→ **THE REQUEST**
Return the entries below in their exact form, leaving the pictures out.

→ **Excerpt from a dataset**
▬▬▬

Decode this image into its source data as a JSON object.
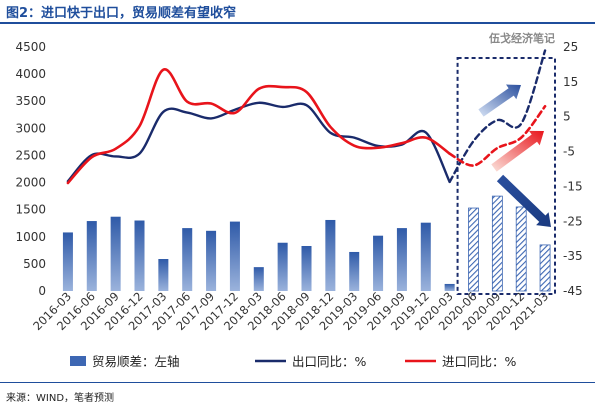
{
  "title": "图2：进口快于出口，贸易顺差有望收窄",
  "watermark": "伍戈经济笔记",
  "source": "来源：WIND，笔者预测",
  "colors": {
    "title": "#1f4e9c",
    "bar": "#3d67b3",
    "export": "#1a2b6b",
    "import": "#e8141b",
    "forecast_box": "#1a2b6b"
  },
  "chart_data": {
    "type": "bar+line",
    "categories": [
      "2016-03",
      "2016-06",
      "2016-09",
      "2016-12",
      "2017-03",
      "2017-06",
      "2017-09",
      "2017-12",
      "2018-03",
      "2018-06",
      "2018-09",
      "2018-12",
      "2019-03",
      "2019-06",
      "2019-09",
      "2019-12",
      "2020-03",
      "2020-06",
      "2020-09",
      "2020-12",
      "2021-03"
    ],
    "forecast_categories": [
      "2020-06",
      "2020-09",
      "2020-12",
      "2021-03"
    ],
    "left_axis": {
      "min": 0,
      "max": 4500,
      "ticks": [
        0,
        500,
        1000,
        1500,
        2000,
        2500,
        3000,
        3500,
        4000,
        4500
      ]
    },
    "right_axis": {
      "min": -45,
      "max": 25,
      "ticks": [
        -45,
        -35,
        -25,
        -15,
        -5,
        5,
        15,
        25
      ]
    },
    "bars": {
      "name": "贸易顺差：左轴",
      "values": [
        1080,
        1290,
        1370,
        1300,
        590,
        1160,
        1110,
        1280,
        440,
        890,
        830,
        1310,
        720,
        1020,
        1160,
        1260,
        130,
        1530,
        1750,
        1550,
        850
      ]
    },
    "series": [
      {
        "name": "出口同比：%",
        "axis": "right",
        "x": [
          0,
          1,
          2,
          3,
          4,
          5,
          6,
          7,
          8,
          9,
          10,
          11,
          12,
          13,
          14,
          15,
          16
        ],
        "values": [
          -13.5,
          -6.0,
          -6.4,
          -5.6,
          6.4,
          6.2,
          4.5,
          7.0,
          9.0,
          7.8,
          8.3,
          0.4,
          -1.0,
          -3.4,
          -3.0,
          0.5,
          -13.7
        ]
      },
      {
        "name": "进口同比：%",
        "axis": "right",
        "x": [
          0,
          1,
          2,
          3,
          4,
          5,
          6,
          7,
          8,
          9,
          10,
          11,
          12,
          13,
          14,
          15,
          16
        ],
        "values": [
          -14.0,
          -6.6,
          -4.2,
          2.3,
          18.5,
          9.3,
          8.8,
          6.1,
          13.0,
          13.5,
          12.1,
          2.1,
          -3.3,
          -3.9,
          -2.6,
          -1.0,
          -5.6
        ]
      },
      {
        "name": "出口同比：%",
        "axis": "right",
        "forecast": true,
        "x": [
          16,
          17,
          18,
          19,
          20
        ],
        "values": [
          -13.7,
          -2.0,
          4.0,
          3.0,
          24.0
        ]
      },
      {
        "name": "进口同比：%",
        "axis": "right",
        "forecast": true,
        "x": [
          16,
          17,
          18,
          19,
          20
        ],
        "values": [
          -5.6,
          -9.0,
          -4.0,
          -1.0,
          8.0
        ]
      }
    ],
    "legend_position": "bottom"
  }
}
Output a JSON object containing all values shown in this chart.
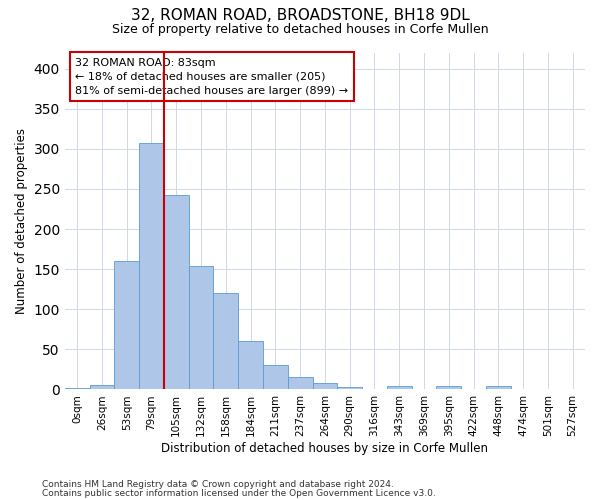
{
  "title": "32, ROMAN ROAD, BROADSTONE, BH18 9DL",
  "subtitle": "Size of property relative to detached houses in Corfe Mullen",
  "xlabel": "Distribution of detached houses by size in Corfe Mullen",
  "ylabel": "Number of detached properties",
  "footnote1": "Contains HM Land Registry data © Crown copyright and database right 2024.",
  "footnote2": "Contains public sector information licensed under the Open Government Licence v3.0.",
  "bar_labels": [
    "0sqm",
    "26sqm",
    "53sqm",
    "79sqm",
    "105sqm",
    "132sqm",
    "158sqm",
    "184sqm",
    "211sqm",
    "237sqm",
    "264sqm",
    "290sqm",
    "316sqm",
    "343sqm",
    "369sqm",
    "395sqm",
    "422sqm",
    "448sqm",
    "474sqm",
    "501sqm",
    "527sqm"
  ],
  "bar_heights": [
    2,
    6,
    160,
    307,
    243,
    154,
    120,
    61,
    31,
    15,
    8,
    3,
    0,
    4,
    0,
    4,
    0,
    4,
    0,
    0,
    0
  ],
  "bar_color": "#aec6e8",
  "bar_edge_color": "#5b9bd5",
  "vline_x": 3.5,
  "vline_color": "#cc0000",
  "ylim": [
    0,
    420
  ],
  "annotation_text": "32 ROMAN ROAD: 83sqm\n← 18% of detached houses are smaller (205)\n81% of semi-detached houses are larger (899) →",
  "annotation_box_color": "#ffffff",
  "annotation_box_edge_color": "#cc0000",
  "background_color": "#ffffff",
  "grid_color": "#d0d8e8"
}
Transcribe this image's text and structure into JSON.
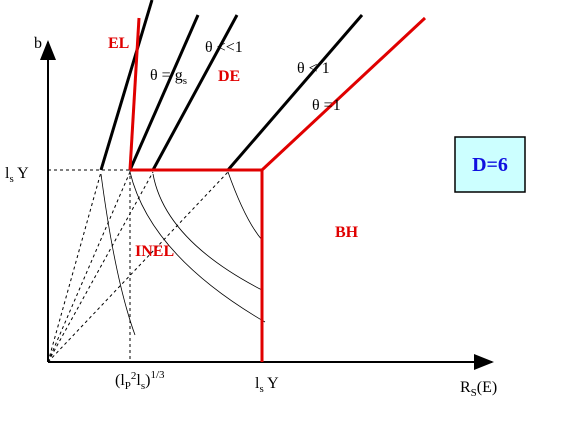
{
  "axes": {
    "y_label": "b",
    "y_tick": [
      "l",
      "s",
      " Y"
    ],
    "x_ticks": [
      [
        "(l",
        "P",
        "2",
        "l",
        "s",
        ")",
        "1/3"
      ],
      [
        "l",
        "s",
        " Y"
      ]
    ],
    "x_label": [
      "R",
      "S",
      "(E)"
    ]
  },
  "regions": {
    "el": "EL",
    "de": "DE",
    "bh": "BH",
    "inel": "INEL"
  },
  "lines": {
    "theta_much_less": "θ <<1",
    "theta_gs": [
      "θ = g",
      "s"
    ],
    "theta_less": "θ < 1",
    "theta_one": "θ =1"
  },
  "box": {
    "label": "D=6"
  }
}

▬▬▬

→ **EXPECTED ANSWER**
Decode this image into its source data as a JSON object.
{
  "title": "图2：进口快于出口，贸易顺差有望收窄",
  "watermark": "伍戈经济笔记",
  "source": "来源：WIND，笔者预测",
  "colors": {
    "title": "#1f4e9c",
    "bar": "#3d67b3",
    "export": "#1a2b6b",
    "import": "#e8141b",
    "forecast_box": "#1a2b6b"
  },
  "chart_data": {
    "type": "bar+line",
    "categories": [
      "2016-03",
      "2016-06",
      "2016-09",
      "2016-12",
      "2017-03",
      "2017-06",
      "2017-09",
      "2017-12",
      "2018-03",
      "2018-06",
      "2018-09",
      "2018-12",
      "2019-03",
      "2019-06",
      "2019-09",
      "2019-12",
      "2020-03",
      "2020-06",
      "2020-09",
      "2020-12",
      "2021-03"
    ],
    "forecast_categories": [
      "2020-06",
      "2020-09",
      "2020-12",
      "2021-03"
    ],
    "left_axis": {
      "min": 0,
      "max": 4500,
      "ticks": [
        0,
        500,
        1000,
        1500,
        2000,
        2500,
        3000,
        3500,
        4000,
        4500
      ]
    },
    "right_axis": {
      "min": -45,
      "max": 25,
      "ticks": [
        -45,
        -35,
        -25,
        -15,
        -5,
        5,
        15,
        25
      ]
    },
    "bars": {
      "name": "贸易顺差：左轴",
      "values": [
        1080,
        1290,
        1370,
        1300,
        590,
        1160,
        1110,
        1280,
        440,
        890,
        830,
        1310,
        720,
        1020,
        1160,
        1260,
        130,
        1530,
        1750,
        1550,
        850
      ]
    },
    "series": [
      {
        "name": "出口同比：%",
        "axis": "right",
        "x": [
          0,
          1,
          2,
          3,
          4,
          5,
          6,
          7,
          8,
          9,
          10,
          11,
          12,
          13,
          14,
          15,
          16
        ],
        "values": [
          -13.5,
          -6.0,
          -6.4,
          -5.6,
          6.4,
          6.2,
          4.5,
          7.0,
          9.0,
          7.8,
          8.3,
          0.4,
          -1.0,
          -3.4,
          -3.0,
          0.5,
          -13.7
        ]
      },
      {
        "name": "进口同比：%",
        "axis": "right",
        "x": [
          0,
          1,
          2,
          3,
          4,
          5,
          6,
          7,
          8,
          9,
          10,
          11,
          12,
          13,
          14,
          15,
          16
        ],
        "values": [
          -14.0,
          -6.6,
          -4.2,
          2.3,
          18.5,
          9.3,
          8.8,
          6.1,
          13.0,
          13.5,
          12.1,
          2.1,
          -3.3,
          -3.9,
          -2.6,
          -1.0,
          -5.6
        ]
      },
      {
        "name": "出口同比：%",
        "axis": "right",
        "forecast": true,
        "x": [
          16,
          17,
          18,
          19,
          20
        ],
        "values": [
          -13.7,
          -2.0,
          4.0,
          3.0,
          24.0
        ]
      },
      {
        "name": "进口同比：%",
        "axis": "right",
        "forecast": true,
        "x": [
          16,
          17,
          18,
          19,
          20
        ],
        "values": [
          -5.6,
          -9.0,
          -4.0,
          -1.0,
          8.0
        ]
      }
    ],
    "legend_position": "bottom"
  }
}
Output a JSON object containing all values shown in this chart.
{
  "title": "32, ROMAN ROAD, BROADSTONE, BH18 9DL",
  "subtitle": "Size of property relative to detached houses in Corfe Mullen",
  "xlabel": "Distribution of detached houses by size in Corfe Mullen",
  "ylabel": "Number of detached properties",
  "footnote1": "Contains HM Land Registry data © Crown copyright and database right 2024.",
  "footnote2": "Contains public sector information licensed under the Open Government Licence v3.0.",
  "bar_labels": [
    "0sqm",
    "26sqm",
    "53sqm",
    "79sqm",
    "105sqm",
    "132sqm",
    "158sqm",
    "184sqm",
    "211sqm",
    "237sqm",
    "264sqm",
    "290sqm",
    "316sqm",
    "343sqm",
    "369sqm",
    "395sqm",
    "422sqm",
    "448sqm",
    "474sqm",
    "501sqm",
    "527sqm"
  ],
  "bar_heights": [
    2,
    6,
    160,
    307,
    243,
    154,
    120,
    61,
    31,
    15,
    8,
    3,
    0,
    4,
    0,
    4,
    0,
    4,
    0,
    0,
    0
  ],
  "bar_color": "#aec6e8",
  "bar_edge_color": "#5b9bd5",
  "vline_x": 3.5,
  "vline_color": "#cc0000",
  "ylim": [
    0,
    420
  ],
  "annotation_text": "32 ROMAN ROAD: 83sqm\n← 18% of detached houses are smaller (205)\n81% of semi-detached houses are larger (899) →",
  "annotation_box_color": "#ffffff",
  "annotation_box_edge_color": "#cc0000",
  "background_color": "#ffffff",
  "grid_color": "#d0d8e8"
}
Transcribe this image's text and structure into JSON.
{
  "axes": {
    "y_label": "b",
    "y_tick": [
      "l",
      "s",
      " Y"
    ],
    "x_ticks": [
      [
        "(l",
        "P",
        "2",
        "l",
        "s",
        ")",
        "1/3"
      ],
      [
        "l",
        "s",
        " Y"
      ]
    ],
    "x_label": [
      "R",
      "S",
      "(E)"
    ]
  },
  "regions": {
    "el": "EL",
    "de": "DE",
    "bh": "BH",
    "inel": "INEL"
  },
  "lines": {
    "theta_much_less": "θ <<1",
    "theta_gs": [
      "θ = g",
      "s"
    ],
    "theta_less": "θ < 1",
    "theta_one": "θ =1"
  },
  "box": {
    "label": "D=6"
  }
}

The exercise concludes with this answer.